Data records:
□ □ □ □ □
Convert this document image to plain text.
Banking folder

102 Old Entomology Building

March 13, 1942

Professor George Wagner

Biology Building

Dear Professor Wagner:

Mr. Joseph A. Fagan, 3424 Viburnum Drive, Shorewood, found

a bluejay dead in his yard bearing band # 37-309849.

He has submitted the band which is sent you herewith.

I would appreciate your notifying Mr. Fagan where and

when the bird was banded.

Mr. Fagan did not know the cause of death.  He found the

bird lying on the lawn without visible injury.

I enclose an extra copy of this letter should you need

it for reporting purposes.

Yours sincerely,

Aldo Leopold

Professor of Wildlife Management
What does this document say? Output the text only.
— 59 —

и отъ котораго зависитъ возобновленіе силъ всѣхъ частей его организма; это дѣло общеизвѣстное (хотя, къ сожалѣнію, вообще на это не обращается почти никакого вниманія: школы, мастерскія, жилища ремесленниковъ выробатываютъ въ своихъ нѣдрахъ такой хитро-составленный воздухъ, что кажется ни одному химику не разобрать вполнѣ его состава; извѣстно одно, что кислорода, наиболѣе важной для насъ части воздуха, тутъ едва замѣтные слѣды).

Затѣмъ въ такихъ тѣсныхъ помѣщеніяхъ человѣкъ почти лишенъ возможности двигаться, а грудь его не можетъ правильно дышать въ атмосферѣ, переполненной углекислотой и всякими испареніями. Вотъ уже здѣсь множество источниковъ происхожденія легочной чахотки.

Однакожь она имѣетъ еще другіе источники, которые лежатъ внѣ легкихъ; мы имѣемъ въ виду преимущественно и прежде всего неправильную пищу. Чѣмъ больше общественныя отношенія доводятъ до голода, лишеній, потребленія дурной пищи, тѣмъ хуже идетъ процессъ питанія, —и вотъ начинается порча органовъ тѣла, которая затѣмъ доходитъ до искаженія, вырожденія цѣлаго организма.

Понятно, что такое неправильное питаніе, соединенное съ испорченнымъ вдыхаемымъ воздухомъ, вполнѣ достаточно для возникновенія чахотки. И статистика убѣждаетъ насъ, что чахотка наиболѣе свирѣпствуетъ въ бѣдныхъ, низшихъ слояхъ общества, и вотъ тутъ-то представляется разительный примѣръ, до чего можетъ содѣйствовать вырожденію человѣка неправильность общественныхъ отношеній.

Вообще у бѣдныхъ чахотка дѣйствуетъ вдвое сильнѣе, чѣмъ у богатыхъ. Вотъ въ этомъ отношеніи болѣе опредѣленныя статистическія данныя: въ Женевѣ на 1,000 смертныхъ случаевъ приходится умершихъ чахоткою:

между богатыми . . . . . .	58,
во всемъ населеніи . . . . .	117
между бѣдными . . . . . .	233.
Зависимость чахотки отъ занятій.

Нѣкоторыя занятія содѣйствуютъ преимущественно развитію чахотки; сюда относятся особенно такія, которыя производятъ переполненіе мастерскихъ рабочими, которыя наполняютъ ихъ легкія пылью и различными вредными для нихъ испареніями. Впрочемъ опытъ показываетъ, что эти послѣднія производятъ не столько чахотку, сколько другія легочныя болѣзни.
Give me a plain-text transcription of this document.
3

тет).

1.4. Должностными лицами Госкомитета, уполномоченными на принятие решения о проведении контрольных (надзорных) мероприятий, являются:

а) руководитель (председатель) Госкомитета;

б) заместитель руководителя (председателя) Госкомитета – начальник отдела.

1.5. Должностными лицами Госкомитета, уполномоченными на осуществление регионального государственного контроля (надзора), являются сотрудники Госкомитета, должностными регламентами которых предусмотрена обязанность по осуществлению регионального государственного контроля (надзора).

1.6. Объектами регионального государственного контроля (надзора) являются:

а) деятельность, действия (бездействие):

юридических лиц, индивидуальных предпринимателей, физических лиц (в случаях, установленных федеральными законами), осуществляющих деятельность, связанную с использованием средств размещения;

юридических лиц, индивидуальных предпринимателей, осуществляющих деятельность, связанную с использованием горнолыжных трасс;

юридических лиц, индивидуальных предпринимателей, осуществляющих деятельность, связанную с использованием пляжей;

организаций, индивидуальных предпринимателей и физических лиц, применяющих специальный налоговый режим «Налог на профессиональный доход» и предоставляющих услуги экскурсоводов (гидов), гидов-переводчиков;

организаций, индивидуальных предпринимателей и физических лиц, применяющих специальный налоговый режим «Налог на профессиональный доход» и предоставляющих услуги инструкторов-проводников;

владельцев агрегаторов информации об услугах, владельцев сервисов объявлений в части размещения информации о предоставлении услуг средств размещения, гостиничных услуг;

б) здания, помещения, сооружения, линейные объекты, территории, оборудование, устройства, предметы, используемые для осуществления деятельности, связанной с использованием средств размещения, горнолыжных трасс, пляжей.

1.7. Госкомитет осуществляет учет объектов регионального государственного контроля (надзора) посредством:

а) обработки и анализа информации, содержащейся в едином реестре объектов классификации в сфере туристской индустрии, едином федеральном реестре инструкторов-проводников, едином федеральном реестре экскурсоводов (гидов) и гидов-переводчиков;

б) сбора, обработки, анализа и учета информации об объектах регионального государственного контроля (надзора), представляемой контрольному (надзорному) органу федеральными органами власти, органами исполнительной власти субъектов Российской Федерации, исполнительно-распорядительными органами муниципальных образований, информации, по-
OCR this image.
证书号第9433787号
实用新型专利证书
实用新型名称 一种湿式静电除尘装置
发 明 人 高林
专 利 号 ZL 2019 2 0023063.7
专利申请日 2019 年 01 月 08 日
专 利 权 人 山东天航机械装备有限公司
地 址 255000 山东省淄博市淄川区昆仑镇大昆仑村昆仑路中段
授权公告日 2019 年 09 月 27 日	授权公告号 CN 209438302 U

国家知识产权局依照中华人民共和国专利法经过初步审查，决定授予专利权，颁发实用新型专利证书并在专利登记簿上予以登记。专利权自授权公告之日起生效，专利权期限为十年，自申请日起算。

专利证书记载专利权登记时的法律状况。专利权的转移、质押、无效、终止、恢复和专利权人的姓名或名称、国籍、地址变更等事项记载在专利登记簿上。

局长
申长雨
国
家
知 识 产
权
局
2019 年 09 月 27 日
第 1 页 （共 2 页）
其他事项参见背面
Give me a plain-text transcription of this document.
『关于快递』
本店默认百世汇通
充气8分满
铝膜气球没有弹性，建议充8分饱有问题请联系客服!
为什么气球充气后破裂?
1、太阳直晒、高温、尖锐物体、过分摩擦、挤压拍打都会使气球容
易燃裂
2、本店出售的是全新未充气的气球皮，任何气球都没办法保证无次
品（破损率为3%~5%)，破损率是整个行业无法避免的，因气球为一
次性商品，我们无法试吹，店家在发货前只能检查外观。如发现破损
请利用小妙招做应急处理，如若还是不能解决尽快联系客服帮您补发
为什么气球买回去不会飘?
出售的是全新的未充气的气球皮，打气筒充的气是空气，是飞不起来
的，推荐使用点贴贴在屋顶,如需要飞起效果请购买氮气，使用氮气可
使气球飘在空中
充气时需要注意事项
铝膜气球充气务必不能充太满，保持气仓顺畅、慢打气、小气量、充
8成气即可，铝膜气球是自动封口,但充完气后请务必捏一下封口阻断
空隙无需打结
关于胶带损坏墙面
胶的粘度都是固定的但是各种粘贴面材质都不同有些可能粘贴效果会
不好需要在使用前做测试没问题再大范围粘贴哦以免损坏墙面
□ □ □ □ □
EXERCISE DETAILS: Of the lines in the entries above, how many include "услуги"? Only the number should be given.

RESULT: 2